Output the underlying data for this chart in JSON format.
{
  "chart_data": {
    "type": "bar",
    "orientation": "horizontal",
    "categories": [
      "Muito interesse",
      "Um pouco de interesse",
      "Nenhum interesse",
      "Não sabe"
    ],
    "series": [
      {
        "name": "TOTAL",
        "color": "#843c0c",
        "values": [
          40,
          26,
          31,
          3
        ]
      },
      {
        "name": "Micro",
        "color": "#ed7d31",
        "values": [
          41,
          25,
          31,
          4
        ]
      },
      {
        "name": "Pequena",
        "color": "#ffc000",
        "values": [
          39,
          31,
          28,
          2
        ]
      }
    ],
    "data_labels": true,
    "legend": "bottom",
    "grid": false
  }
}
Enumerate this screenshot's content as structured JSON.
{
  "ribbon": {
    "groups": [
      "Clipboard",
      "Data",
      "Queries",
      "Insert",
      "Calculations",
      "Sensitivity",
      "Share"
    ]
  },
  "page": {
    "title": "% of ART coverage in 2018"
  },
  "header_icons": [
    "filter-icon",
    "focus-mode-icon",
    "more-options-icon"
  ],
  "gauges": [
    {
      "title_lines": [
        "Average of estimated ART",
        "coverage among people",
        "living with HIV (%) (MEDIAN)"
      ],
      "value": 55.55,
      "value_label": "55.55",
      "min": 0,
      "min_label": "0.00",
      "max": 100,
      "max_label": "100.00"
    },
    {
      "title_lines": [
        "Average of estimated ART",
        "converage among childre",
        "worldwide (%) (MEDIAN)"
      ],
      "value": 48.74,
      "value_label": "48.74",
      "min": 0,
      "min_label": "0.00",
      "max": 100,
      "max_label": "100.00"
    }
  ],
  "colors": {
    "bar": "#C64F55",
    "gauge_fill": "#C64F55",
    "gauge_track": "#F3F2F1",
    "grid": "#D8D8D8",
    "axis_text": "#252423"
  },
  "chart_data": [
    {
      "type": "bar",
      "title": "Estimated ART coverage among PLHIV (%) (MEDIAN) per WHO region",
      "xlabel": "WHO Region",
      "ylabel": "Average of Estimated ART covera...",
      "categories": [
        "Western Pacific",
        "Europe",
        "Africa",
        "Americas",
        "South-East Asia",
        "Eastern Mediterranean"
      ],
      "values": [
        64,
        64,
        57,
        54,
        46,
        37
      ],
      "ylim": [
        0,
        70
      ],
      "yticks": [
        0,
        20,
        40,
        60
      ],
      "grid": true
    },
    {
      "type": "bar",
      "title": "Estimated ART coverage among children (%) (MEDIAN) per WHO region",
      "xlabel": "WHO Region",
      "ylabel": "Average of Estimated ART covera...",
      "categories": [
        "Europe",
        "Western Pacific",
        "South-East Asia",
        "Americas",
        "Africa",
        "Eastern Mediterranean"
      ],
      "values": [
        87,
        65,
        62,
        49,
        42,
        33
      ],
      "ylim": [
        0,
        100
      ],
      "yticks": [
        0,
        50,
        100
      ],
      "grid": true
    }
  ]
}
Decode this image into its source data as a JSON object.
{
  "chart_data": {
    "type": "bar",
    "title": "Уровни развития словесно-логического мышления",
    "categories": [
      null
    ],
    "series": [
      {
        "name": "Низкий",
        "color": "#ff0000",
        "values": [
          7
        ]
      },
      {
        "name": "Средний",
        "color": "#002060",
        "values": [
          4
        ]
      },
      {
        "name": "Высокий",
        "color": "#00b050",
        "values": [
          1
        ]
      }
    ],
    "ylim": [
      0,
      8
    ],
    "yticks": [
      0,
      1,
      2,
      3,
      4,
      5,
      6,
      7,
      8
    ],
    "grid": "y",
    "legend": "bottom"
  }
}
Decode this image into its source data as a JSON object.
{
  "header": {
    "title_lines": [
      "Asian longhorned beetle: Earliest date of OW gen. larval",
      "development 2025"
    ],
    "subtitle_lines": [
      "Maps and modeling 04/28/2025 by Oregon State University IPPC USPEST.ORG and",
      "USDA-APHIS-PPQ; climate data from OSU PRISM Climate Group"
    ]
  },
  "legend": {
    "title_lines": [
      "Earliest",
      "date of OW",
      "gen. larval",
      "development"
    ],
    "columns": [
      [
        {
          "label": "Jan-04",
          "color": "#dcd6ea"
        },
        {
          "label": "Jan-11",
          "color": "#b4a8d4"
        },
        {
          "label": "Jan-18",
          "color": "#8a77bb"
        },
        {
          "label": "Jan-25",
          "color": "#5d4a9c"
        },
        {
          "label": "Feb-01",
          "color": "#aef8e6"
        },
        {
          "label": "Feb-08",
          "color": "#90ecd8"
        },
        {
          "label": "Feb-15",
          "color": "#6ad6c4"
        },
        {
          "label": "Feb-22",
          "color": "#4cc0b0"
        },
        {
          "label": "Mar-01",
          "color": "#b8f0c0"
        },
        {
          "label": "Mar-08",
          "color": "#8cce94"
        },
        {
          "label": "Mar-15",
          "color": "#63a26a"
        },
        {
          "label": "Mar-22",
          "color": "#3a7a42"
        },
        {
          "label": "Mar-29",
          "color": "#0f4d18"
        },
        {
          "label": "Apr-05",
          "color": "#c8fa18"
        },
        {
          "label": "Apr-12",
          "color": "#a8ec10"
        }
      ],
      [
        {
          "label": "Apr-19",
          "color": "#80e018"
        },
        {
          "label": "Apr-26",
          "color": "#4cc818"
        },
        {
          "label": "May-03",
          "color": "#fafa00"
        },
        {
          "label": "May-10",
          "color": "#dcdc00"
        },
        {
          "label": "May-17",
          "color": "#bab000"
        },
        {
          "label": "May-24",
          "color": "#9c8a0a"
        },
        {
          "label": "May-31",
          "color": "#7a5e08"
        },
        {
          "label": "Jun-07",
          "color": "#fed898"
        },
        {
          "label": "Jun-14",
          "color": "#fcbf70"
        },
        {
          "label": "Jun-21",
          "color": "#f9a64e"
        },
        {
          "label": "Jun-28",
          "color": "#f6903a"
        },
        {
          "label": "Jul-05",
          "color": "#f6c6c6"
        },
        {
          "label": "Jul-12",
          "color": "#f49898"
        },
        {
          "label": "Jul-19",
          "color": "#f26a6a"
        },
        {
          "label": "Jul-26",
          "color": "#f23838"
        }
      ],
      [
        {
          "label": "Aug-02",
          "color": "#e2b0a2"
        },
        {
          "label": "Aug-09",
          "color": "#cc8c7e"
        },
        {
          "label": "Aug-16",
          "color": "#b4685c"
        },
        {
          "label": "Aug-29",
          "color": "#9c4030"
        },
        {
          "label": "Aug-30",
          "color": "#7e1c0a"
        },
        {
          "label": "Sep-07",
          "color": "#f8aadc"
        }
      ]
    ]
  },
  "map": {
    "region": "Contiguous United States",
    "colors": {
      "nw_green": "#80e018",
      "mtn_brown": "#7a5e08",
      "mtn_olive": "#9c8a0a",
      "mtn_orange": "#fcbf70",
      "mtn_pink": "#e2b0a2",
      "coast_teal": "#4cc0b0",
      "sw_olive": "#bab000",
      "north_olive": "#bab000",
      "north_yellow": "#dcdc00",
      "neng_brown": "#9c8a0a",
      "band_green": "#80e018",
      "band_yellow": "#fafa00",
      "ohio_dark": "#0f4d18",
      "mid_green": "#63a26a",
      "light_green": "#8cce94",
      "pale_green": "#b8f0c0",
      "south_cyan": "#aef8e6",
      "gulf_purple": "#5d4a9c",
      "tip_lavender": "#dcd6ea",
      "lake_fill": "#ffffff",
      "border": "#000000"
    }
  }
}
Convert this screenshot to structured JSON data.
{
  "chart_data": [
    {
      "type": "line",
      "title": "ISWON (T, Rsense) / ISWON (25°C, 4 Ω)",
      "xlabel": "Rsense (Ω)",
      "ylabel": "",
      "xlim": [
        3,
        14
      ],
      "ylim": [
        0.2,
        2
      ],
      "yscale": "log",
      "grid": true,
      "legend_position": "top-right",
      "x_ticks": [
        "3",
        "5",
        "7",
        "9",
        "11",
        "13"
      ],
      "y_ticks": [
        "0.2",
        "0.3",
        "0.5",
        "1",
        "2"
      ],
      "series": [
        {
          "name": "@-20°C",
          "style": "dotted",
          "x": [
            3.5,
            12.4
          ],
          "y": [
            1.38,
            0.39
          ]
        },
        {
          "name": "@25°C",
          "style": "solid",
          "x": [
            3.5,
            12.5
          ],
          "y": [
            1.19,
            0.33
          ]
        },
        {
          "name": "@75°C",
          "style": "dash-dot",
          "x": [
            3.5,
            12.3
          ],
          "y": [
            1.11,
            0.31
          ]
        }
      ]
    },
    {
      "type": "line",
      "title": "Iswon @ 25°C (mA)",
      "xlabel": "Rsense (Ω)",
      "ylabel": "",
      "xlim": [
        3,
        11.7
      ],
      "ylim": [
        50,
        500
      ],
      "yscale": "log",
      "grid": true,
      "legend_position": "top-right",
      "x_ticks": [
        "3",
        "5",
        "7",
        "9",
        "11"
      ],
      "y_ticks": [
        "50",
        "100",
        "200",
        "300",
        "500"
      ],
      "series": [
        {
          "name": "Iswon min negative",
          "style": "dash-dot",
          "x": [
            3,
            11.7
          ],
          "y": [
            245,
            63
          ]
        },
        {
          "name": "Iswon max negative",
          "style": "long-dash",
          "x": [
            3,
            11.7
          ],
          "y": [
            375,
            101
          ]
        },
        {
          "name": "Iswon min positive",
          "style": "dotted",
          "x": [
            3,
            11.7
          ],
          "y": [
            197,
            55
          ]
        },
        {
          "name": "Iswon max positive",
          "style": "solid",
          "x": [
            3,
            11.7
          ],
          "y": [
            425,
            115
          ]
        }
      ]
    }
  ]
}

**TASK DETAILS**
Within the records above, how many lines include the word "among"? State the number by itself.

**RESPONSE**
4